[Data entries]
━━━━━━━━

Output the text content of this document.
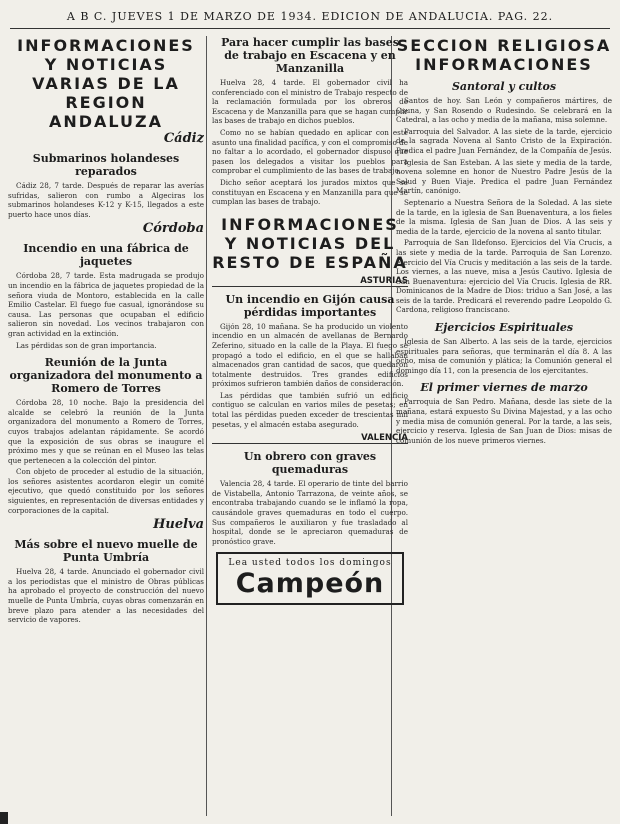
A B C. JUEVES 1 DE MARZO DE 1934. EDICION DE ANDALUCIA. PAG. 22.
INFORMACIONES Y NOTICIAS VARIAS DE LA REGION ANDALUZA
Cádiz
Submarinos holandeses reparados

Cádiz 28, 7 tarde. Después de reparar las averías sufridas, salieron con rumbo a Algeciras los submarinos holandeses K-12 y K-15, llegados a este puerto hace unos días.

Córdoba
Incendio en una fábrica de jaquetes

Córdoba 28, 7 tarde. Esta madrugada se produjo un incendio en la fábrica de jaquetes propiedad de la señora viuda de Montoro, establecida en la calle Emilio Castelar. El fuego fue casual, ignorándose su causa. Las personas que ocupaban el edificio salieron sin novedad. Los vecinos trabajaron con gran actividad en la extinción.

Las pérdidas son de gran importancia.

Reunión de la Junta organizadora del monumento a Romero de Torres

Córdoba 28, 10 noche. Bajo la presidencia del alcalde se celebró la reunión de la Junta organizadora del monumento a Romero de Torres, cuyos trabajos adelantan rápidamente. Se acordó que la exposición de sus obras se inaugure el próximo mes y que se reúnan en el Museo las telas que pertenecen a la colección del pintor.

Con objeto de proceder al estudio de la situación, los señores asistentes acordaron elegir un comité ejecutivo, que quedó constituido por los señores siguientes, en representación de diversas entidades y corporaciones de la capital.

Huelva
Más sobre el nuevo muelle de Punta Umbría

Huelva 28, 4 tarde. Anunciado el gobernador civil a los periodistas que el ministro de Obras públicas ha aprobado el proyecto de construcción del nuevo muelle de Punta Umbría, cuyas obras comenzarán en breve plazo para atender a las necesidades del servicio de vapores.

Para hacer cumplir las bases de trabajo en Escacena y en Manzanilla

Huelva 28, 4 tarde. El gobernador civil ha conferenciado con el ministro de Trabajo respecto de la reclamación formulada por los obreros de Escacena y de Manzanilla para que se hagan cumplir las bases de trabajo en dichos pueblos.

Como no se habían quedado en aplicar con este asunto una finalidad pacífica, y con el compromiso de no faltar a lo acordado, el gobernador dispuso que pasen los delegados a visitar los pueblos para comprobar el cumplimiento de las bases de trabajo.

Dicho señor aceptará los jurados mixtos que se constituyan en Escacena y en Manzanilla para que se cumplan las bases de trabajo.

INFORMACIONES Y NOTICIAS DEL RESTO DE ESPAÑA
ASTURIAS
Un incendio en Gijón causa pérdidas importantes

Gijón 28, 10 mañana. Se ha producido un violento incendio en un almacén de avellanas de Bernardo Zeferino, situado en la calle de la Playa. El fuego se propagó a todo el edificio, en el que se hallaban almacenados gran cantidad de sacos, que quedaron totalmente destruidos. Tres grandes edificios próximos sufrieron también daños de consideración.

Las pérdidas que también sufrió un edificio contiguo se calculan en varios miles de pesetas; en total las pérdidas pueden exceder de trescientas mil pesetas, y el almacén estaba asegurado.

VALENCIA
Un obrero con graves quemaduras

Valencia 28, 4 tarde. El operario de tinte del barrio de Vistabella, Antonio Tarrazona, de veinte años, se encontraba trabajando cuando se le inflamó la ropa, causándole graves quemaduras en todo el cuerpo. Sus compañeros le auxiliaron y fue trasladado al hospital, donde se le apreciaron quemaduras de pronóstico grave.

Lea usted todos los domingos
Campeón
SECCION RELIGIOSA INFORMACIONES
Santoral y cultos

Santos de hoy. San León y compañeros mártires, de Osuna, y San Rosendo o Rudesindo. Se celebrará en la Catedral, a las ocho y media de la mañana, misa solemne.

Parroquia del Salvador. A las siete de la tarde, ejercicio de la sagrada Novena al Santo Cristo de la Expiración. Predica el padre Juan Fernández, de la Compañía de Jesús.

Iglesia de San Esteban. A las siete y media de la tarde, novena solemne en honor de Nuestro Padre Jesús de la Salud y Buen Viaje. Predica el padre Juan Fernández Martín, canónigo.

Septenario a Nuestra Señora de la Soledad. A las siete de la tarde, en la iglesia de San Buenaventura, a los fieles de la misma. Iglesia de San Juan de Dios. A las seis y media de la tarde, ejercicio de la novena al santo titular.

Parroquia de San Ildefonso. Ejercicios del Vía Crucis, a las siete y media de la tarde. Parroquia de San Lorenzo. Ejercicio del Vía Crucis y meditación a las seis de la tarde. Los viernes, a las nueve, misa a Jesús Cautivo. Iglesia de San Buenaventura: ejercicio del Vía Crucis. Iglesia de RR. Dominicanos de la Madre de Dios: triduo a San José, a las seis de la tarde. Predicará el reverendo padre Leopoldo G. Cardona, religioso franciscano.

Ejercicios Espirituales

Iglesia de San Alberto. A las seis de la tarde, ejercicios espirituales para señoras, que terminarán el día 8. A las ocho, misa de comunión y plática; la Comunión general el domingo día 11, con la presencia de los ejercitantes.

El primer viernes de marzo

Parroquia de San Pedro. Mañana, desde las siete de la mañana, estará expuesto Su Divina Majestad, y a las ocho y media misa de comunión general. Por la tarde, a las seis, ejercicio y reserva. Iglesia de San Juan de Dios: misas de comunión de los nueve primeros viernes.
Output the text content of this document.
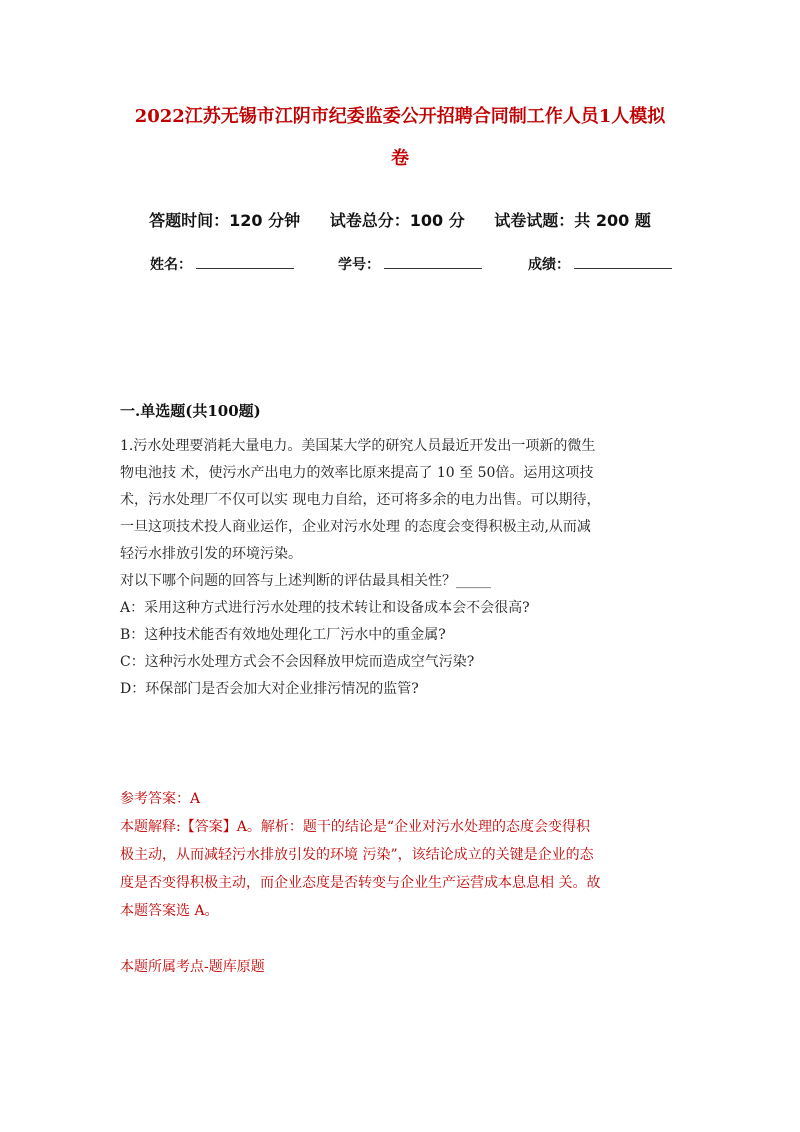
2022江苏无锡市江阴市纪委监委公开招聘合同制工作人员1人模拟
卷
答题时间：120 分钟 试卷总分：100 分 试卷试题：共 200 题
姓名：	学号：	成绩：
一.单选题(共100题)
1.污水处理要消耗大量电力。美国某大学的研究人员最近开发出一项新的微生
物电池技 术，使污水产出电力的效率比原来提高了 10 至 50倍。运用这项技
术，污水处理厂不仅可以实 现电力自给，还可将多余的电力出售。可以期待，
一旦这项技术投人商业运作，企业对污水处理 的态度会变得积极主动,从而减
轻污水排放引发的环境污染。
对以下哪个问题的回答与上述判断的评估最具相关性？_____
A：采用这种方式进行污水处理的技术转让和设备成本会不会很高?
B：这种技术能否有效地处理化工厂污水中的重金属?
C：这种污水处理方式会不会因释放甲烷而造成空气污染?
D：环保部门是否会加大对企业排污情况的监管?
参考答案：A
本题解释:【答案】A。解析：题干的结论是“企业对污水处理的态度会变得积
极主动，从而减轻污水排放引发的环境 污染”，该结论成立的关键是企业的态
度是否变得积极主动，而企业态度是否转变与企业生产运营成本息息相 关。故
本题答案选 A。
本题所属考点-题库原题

━━━━━━━━

Copy all the lines above that hold the string "siete".

Parroquia del Salvador. A las siete de la tarde, ejercicio de la sagrada Novena al Santo Cristo de la Expiración. Predica el padre Juan Fernández, de la Compañía de Jesús.
Iglesia de San Esteban. A las siete y media de la tarde, novena solemne en honor de Nuestro Padre Jesús de la Salud y Buen Viaje. Predica el padre Juan Fernández Martín, canónigo.
Septenario a Nuestra Señora de la Soledad. A las siete de la tarde, en la iglesia de San Buenaventura, a los fieles de la misma. Iglesia de San Juan de Dios. A las seis y media de la tarde, ejercicio de la novena al santo titular.
Parroquia de San Ildefonso. Ejercicios del Vía Crucis, a las siete y media de la tarde. Parroquia de San Lorenzo. Ejercicio del Vía Crucis y meditación a las seis de la tarde. Los viernes, a las nueve, misa a Jesús Cautivo. Iglesia de San Buenaventura: ejercicio del Vía Crucis. Iglesia de RR. Dominicanos de la Madre de Dios: triduo a San José, a las seis de la tarde. Predicará el reverendo padre Leopoldo G. Cardona, religioso franciscano.
Parroquia de San Pedro. Mañana, desde las siete de la mañana, estará expuesto Su Divina Majestad, y a las ocho y media misa de comunión general. Por la tarde, a las seis, ejercicio y reserva. Iglesia de San Juan de Dios: misas de comunión de los nueve primeros viernes.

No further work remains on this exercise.